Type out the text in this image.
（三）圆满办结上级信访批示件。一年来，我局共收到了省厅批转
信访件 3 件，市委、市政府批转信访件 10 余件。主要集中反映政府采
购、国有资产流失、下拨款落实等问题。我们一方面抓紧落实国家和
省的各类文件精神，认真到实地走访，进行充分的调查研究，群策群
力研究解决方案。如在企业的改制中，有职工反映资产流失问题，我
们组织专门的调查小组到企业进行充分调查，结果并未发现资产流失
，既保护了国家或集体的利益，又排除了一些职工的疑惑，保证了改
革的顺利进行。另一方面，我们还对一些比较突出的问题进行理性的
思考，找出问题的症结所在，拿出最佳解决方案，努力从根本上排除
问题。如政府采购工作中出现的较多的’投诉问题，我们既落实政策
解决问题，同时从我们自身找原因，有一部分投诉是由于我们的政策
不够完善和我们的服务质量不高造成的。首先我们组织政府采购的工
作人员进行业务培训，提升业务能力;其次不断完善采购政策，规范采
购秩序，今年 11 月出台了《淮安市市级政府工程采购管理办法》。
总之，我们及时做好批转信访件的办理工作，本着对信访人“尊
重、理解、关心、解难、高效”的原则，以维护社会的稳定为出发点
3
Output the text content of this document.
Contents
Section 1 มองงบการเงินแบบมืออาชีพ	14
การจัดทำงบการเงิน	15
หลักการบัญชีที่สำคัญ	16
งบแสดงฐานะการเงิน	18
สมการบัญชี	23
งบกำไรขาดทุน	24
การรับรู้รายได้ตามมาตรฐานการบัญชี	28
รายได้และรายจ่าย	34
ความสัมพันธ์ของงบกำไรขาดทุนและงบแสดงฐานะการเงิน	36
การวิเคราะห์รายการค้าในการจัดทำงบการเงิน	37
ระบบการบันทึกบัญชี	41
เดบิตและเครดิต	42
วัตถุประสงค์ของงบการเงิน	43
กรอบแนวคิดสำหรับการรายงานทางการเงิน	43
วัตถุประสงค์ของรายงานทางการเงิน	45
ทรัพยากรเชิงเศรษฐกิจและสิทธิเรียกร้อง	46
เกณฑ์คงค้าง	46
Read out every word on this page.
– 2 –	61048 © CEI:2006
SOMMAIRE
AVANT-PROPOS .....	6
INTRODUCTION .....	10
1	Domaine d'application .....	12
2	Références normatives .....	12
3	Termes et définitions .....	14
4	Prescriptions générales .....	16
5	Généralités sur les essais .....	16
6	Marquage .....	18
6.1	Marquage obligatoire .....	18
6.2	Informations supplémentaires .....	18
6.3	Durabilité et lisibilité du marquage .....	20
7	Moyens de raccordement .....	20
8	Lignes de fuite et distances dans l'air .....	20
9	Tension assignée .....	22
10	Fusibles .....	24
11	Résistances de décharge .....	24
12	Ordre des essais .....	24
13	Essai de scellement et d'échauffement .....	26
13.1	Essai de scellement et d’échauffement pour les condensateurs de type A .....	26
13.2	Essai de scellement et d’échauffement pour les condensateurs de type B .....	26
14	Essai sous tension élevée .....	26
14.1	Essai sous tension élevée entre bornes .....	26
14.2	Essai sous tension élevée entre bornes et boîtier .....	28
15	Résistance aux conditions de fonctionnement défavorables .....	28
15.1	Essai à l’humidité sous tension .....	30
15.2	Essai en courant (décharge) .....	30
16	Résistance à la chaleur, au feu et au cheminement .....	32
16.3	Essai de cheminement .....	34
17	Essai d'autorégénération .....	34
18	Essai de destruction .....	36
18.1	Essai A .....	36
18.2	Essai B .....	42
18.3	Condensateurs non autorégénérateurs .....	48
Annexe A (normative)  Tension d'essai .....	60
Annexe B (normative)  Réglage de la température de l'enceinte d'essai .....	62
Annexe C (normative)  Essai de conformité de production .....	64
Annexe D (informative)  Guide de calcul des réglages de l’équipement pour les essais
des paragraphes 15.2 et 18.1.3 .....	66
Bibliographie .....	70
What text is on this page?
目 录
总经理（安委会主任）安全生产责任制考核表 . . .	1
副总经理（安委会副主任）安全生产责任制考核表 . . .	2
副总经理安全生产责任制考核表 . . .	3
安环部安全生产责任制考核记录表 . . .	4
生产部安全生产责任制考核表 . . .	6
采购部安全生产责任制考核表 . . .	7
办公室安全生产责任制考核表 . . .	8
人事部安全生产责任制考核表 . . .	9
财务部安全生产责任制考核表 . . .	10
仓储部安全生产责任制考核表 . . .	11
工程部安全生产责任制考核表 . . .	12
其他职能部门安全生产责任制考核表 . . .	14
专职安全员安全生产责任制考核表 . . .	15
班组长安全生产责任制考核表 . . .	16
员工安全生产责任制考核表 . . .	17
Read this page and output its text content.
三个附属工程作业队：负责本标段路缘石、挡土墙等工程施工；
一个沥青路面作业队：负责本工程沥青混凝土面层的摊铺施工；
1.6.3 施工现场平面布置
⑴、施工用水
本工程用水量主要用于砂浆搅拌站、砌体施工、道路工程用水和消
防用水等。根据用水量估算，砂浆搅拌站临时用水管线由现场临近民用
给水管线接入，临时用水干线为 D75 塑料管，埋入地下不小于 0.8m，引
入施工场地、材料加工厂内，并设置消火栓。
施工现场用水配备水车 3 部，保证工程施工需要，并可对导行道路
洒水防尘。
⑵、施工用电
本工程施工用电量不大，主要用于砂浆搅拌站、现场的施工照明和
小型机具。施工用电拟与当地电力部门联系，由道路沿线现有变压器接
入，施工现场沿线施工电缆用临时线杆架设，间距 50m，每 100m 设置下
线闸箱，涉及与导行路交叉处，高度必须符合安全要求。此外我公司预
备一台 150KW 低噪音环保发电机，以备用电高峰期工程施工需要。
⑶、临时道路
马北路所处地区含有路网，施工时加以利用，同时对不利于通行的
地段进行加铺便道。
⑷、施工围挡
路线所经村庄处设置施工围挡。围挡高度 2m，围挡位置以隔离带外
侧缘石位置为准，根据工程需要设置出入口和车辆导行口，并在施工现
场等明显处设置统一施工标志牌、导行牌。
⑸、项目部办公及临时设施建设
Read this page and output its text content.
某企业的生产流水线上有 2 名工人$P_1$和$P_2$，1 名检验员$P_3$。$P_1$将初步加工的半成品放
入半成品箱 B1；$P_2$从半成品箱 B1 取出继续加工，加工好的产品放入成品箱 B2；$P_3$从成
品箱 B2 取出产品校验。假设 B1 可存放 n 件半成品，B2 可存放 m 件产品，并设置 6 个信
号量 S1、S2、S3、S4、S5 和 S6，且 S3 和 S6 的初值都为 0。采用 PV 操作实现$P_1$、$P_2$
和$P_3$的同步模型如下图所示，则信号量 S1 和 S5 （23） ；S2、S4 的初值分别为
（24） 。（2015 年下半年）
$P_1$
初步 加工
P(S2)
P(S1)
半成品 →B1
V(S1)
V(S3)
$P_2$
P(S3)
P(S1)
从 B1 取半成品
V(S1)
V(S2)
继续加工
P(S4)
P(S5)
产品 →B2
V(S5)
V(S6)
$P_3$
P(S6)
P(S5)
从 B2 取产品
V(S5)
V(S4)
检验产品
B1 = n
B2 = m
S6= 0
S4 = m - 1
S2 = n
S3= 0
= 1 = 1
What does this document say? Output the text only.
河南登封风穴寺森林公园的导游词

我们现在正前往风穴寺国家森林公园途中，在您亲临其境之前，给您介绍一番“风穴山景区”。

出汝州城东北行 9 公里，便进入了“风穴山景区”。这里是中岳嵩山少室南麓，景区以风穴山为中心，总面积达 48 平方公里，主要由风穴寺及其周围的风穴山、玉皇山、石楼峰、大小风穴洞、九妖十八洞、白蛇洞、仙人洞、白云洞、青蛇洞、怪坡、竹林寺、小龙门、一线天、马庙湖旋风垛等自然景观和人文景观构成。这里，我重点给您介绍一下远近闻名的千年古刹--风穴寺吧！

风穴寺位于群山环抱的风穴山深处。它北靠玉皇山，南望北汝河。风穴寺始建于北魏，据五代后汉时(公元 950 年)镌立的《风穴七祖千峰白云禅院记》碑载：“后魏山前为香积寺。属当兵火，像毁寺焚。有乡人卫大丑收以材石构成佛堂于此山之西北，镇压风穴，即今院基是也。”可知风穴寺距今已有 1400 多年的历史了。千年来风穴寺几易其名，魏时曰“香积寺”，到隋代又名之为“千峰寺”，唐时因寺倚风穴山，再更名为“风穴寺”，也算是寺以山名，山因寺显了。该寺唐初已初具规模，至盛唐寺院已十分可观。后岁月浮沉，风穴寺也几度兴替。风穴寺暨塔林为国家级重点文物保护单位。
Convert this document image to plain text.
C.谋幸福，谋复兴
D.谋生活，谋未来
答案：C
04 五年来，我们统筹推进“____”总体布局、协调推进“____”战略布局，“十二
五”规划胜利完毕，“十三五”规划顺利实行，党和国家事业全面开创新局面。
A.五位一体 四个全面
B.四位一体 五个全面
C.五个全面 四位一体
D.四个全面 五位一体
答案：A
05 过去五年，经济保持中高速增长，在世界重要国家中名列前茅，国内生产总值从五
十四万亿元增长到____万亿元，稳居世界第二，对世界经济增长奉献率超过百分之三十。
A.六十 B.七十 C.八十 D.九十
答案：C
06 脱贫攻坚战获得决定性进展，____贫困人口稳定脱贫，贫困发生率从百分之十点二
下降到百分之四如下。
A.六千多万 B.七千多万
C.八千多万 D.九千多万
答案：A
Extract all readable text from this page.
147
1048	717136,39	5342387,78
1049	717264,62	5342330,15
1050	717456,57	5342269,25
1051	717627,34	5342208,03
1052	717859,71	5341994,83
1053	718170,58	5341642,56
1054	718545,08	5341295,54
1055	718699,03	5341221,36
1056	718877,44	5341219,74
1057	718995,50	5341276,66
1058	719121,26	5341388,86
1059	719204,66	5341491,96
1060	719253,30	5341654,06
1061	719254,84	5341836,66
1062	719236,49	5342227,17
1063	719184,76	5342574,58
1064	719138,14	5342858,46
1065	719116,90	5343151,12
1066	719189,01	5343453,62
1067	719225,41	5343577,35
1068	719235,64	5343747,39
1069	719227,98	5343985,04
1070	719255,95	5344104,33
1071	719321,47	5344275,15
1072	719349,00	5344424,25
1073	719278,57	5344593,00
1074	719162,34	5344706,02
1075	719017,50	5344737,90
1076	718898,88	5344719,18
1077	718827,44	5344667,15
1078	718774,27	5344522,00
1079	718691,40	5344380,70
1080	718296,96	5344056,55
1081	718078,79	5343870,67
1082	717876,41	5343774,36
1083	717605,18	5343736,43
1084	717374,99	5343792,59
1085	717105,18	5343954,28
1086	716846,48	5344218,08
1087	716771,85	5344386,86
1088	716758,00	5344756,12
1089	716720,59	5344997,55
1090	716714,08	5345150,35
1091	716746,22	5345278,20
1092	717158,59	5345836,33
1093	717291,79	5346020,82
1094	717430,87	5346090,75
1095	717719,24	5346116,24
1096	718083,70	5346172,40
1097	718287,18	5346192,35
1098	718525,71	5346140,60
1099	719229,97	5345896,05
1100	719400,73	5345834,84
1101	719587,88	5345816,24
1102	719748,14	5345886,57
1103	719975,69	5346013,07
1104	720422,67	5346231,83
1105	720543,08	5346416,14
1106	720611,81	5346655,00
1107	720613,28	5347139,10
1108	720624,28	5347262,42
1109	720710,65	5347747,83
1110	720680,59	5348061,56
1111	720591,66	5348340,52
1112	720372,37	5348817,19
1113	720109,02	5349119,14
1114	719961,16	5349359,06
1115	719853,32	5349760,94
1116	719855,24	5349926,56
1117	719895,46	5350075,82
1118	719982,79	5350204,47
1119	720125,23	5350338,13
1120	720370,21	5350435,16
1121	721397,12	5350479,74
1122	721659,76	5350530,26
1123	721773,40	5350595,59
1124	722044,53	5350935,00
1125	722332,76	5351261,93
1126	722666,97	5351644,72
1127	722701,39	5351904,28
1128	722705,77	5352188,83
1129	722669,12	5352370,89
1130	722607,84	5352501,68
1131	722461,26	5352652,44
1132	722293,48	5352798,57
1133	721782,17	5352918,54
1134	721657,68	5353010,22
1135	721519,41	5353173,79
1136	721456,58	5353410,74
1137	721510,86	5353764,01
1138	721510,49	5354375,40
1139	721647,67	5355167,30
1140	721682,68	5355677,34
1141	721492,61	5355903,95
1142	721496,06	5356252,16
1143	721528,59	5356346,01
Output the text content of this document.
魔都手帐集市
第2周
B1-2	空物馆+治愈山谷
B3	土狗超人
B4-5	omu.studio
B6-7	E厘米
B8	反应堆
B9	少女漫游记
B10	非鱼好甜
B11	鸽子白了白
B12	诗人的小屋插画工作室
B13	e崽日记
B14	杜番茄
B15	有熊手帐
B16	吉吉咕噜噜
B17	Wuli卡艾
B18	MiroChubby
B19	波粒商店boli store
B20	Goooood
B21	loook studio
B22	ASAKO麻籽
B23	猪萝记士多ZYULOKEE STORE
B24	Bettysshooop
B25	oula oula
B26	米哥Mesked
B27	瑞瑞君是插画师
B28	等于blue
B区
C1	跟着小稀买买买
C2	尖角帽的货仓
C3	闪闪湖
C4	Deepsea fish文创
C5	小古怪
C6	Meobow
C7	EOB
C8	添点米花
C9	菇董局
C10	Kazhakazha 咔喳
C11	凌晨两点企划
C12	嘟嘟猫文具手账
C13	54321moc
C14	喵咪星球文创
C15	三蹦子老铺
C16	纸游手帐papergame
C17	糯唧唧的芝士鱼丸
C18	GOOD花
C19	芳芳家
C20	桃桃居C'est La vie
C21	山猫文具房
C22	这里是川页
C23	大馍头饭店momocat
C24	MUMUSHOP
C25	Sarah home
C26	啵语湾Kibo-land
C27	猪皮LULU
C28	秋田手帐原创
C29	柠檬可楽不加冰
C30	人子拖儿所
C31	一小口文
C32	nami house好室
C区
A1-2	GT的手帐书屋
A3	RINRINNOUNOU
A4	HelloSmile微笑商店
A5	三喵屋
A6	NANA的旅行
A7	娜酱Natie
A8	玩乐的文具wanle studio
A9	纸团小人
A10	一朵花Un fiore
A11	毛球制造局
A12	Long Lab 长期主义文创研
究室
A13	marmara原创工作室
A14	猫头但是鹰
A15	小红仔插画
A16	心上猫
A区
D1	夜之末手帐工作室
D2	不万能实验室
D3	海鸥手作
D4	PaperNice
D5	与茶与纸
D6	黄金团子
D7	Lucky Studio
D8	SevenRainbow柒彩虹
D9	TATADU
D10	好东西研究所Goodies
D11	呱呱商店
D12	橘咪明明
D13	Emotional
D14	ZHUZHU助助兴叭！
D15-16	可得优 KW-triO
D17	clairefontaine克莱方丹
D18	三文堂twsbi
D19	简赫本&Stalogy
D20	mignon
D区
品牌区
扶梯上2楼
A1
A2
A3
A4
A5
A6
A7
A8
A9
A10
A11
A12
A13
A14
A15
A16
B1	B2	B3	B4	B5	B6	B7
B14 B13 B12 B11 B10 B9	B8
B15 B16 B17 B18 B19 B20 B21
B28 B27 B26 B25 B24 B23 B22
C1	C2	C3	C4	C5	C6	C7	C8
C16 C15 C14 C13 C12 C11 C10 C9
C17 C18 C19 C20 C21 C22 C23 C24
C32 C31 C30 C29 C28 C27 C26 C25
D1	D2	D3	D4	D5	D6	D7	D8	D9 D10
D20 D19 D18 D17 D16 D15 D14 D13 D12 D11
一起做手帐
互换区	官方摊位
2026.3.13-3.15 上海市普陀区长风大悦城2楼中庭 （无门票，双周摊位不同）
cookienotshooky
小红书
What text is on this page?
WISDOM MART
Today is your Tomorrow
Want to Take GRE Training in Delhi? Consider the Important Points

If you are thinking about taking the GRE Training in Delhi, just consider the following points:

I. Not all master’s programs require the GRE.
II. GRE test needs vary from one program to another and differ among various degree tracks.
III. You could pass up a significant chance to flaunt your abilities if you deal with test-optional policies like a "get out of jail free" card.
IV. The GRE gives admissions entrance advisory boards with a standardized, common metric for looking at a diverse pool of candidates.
::::::
§ Task to carry out:
Out of the records, collect only those lines that contain the string "Delhi".

§ Problem solution:
Want to Take GRE Training in Delhi? Consider the Important Points
If you are thinking about taking the GRE Training in Delhi, just consider the following points:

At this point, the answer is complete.